▸ **Task to complete**
Report how many lines contain "Night". The answer is a single number.

▸ **Records for the task**
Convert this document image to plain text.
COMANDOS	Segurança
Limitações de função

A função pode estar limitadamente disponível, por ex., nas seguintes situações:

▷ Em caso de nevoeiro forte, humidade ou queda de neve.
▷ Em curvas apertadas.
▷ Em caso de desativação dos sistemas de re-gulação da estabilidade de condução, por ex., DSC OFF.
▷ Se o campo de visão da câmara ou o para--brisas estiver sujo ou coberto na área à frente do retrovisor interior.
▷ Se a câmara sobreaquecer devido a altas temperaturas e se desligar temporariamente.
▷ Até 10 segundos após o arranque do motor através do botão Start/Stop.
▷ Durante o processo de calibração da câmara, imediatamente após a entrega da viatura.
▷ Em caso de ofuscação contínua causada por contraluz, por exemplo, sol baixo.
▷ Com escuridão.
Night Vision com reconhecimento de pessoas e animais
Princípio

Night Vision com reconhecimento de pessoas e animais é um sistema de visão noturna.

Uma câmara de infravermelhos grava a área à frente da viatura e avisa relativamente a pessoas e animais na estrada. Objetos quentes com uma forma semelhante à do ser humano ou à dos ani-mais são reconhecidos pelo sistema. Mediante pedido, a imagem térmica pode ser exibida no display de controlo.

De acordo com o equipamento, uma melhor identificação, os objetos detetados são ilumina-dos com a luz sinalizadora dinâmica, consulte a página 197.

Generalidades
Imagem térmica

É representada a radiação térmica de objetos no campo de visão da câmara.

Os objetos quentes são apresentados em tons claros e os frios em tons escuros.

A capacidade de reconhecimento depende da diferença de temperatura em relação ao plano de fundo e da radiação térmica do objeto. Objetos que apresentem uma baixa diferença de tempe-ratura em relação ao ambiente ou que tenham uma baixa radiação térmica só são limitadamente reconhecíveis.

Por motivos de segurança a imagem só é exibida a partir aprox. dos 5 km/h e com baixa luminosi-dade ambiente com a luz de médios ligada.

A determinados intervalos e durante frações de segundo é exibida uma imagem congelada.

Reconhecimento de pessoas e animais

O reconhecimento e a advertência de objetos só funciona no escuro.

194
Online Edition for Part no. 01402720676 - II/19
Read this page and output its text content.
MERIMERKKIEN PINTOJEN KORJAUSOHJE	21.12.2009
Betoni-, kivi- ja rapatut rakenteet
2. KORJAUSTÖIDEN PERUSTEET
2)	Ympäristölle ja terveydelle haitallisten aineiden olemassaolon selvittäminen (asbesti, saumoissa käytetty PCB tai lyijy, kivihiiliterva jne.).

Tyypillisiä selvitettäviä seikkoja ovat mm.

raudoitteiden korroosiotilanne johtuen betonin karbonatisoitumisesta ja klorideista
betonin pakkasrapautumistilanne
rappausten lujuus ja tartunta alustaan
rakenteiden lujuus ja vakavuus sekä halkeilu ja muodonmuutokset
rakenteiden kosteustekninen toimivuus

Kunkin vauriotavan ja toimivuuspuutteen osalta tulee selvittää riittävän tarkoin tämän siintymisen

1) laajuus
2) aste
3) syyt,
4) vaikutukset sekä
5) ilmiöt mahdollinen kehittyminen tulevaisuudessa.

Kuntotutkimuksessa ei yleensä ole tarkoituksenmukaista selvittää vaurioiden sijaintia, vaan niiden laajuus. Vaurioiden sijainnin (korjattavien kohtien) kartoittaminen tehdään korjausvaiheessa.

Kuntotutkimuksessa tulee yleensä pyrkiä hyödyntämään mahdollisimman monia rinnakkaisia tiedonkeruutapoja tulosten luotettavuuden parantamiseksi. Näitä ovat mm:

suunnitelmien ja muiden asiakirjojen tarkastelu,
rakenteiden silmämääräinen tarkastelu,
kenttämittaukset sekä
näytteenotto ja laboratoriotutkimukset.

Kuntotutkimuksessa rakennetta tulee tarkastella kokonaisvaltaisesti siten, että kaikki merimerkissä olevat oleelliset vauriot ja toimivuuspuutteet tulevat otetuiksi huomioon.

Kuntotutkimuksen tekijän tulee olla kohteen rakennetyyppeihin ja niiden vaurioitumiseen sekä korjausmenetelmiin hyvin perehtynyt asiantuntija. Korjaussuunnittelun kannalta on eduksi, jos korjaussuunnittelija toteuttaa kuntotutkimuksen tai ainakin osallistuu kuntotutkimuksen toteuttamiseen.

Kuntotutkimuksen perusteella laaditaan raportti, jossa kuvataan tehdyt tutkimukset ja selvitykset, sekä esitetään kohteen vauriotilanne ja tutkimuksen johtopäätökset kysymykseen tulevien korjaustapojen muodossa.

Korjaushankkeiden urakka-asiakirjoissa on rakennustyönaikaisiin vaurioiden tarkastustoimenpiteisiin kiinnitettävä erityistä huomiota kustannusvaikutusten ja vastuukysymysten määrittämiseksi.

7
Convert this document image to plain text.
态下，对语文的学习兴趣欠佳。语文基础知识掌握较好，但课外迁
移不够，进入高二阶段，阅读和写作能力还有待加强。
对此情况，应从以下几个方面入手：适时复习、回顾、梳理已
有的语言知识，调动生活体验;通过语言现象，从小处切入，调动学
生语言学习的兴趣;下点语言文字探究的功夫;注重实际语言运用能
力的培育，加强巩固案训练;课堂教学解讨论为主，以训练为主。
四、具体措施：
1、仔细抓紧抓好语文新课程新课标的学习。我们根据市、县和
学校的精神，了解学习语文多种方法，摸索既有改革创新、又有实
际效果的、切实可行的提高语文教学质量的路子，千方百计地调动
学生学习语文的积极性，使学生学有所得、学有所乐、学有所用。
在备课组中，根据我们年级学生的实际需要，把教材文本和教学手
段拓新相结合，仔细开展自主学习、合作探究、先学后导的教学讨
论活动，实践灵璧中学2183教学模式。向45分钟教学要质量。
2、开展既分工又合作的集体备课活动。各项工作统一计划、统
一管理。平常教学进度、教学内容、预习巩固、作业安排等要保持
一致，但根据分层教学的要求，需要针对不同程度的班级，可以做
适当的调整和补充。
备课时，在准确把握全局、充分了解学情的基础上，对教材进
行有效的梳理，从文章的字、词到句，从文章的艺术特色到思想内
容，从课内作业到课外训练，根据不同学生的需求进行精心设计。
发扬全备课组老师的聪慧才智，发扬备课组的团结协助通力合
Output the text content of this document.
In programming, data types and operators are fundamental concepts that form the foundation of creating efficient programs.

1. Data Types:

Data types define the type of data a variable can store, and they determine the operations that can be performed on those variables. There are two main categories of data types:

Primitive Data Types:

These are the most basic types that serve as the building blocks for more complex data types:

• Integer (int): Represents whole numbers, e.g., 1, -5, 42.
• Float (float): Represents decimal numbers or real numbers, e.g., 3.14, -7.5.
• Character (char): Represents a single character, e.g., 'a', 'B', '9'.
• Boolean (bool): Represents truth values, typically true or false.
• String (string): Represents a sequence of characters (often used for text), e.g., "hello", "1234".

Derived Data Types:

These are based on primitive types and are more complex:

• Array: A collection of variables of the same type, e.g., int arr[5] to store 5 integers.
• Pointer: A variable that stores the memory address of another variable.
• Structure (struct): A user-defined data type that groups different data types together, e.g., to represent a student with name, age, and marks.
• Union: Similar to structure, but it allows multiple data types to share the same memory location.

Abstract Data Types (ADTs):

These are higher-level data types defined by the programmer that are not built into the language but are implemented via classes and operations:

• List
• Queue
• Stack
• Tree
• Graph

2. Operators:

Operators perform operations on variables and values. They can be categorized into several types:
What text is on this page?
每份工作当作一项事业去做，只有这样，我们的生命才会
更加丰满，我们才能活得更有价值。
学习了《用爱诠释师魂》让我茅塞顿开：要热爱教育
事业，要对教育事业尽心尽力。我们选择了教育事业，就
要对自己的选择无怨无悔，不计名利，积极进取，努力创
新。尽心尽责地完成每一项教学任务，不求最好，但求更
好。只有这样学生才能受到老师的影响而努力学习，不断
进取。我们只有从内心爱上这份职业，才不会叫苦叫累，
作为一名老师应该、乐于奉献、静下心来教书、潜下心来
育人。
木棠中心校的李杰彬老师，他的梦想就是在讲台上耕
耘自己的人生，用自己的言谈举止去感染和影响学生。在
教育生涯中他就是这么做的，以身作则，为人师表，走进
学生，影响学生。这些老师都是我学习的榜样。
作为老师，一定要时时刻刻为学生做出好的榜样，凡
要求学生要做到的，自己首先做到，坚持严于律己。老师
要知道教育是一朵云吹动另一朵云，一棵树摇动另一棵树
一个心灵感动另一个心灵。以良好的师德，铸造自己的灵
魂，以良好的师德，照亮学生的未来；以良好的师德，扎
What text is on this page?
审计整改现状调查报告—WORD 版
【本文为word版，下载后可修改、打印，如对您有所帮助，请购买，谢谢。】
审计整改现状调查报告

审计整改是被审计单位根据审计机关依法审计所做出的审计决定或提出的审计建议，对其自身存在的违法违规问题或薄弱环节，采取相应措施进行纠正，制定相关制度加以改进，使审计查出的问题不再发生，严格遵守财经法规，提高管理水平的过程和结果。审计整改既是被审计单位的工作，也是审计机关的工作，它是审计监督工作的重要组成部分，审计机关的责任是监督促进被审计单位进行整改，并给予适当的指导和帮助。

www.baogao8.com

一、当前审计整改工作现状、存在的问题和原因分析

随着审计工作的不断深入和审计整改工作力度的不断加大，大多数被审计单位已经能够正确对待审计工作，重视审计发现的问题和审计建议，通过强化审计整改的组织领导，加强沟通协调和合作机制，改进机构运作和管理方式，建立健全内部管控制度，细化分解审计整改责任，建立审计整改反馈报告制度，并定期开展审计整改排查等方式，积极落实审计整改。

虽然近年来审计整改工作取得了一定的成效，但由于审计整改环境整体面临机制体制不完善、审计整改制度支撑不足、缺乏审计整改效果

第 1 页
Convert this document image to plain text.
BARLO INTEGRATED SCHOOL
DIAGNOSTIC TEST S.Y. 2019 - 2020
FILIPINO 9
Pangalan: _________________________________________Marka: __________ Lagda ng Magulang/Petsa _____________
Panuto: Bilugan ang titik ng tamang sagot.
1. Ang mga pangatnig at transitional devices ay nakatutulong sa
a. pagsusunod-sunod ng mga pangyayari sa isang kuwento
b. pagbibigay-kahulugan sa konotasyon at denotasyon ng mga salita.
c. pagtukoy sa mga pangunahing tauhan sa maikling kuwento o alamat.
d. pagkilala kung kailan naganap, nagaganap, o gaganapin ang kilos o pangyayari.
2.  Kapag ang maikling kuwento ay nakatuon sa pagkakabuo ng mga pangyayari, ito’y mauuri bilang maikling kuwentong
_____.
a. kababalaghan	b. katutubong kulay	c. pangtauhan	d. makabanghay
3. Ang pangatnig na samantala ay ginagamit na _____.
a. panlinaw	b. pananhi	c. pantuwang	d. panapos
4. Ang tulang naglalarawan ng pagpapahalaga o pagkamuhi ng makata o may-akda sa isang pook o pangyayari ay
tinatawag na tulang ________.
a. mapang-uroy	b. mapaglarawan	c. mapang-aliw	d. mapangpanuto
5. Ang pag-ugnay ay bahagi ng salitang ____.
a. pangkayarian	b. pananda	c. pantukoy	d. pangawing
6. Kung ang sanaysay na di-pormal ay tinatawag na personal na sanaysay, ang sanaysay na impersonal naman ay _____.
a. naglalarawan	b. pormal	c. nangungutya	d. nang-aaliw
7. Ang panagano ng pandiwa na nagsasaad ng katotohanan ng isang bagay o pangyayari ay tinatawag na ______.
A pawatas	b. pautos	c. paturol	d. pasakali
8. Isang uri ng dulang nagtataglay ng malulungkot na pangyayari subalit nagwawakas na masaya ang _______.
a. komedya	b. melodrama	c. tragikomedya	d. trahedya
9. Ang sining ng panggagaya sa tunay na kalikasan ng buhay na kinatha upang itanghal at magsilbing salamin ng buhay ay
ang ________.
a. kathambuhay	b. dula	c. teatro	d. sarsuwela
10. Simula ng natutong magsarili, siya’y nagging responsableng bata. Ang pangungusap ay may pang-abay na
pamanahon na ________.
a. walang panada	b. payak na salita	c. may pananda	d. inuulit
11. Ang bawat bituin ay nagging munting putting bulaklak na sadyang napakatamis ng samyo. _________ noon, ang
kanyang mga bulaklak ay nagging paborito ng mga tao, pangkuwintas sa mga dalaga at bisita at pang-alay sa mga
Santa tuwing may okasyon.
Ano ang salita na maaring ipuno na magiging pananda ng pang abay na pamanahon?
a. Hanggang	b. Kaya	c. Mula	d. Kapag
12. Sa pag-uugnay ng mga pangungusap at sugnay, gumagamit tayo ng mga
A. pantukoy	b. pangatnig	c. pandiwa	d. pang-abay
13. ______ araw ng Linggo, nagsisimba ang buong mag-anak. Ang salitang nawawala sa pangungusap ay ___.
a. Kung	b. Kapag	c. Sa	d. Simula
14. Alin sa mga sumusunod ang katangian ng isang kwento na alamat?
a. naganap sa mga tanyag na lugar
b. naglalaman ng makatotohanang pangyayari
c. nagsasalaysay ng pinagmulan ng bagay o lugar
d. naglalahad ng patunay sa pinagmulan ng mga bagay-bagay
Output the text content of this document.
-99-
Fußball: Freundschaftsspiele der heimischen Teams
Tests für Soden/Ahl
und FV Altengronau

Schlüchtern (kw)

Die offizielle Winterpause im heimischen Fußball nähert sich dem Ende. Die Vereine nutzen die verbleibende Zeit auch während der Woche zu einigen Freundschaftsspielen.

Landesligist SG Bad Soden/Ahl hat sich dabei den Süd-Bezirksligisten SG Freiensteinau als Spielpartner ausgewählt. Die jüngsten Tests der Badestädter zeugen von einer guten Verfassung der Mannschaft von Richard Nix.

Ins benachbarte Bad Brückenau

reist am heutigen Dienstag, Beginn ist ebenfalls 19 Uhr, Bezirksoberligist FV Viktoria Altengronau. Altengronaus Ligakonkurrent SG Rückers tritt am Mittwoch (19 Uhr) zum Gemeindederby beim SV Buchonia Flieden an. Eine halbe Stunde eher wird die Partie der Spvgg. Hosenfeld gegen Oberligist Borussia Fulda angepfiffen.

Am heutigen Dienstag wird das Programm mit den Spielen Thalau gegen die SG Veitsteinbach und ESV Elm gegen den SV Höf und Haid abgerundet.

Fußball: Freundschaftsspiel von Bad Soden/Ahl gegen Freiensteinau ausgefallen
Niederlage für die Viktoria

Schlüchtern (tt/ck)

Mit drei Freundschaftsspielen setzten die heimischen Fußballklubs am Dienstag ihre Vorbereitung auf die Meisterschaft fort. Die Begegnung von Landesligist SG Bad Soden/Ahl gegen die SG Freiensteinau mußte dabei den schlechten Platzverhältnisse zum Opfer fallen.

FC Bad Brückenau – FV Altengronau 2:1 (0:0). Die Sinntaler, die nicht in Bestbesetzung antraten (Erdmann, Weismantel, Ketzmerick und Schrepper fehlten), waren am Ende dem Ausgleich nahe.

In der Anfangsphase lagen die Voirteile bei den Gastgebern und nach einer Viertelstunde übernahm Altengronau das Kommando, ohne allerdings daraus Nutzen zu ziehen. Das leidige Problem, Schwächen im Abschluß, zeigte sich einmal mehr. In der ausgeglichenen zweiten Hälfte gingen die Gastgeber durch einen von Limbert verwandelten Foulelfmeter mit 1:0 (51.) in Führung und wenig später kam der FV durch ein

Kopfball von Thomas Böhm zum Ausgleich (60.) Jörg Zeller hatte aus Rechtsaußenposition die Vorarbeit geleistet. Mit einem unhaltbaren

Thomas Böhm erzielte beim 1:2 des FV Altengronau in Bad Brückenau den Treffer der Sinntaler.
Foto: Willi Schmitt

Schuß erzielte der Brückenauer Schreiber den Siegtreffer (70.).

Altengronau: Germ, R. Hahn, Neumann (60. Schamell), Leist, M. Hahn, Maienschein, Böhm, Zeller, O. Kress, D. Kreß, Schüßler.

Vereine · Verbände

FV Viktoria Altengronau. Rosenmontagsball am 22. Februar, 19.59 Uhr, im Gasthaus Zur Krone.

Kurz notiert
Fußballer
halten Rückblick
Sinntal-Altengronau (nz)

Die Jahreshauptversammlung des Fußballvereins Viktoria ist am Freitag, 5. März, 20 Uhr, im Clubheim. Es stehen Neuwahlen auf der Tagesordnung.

▸ **Solution for this task**
2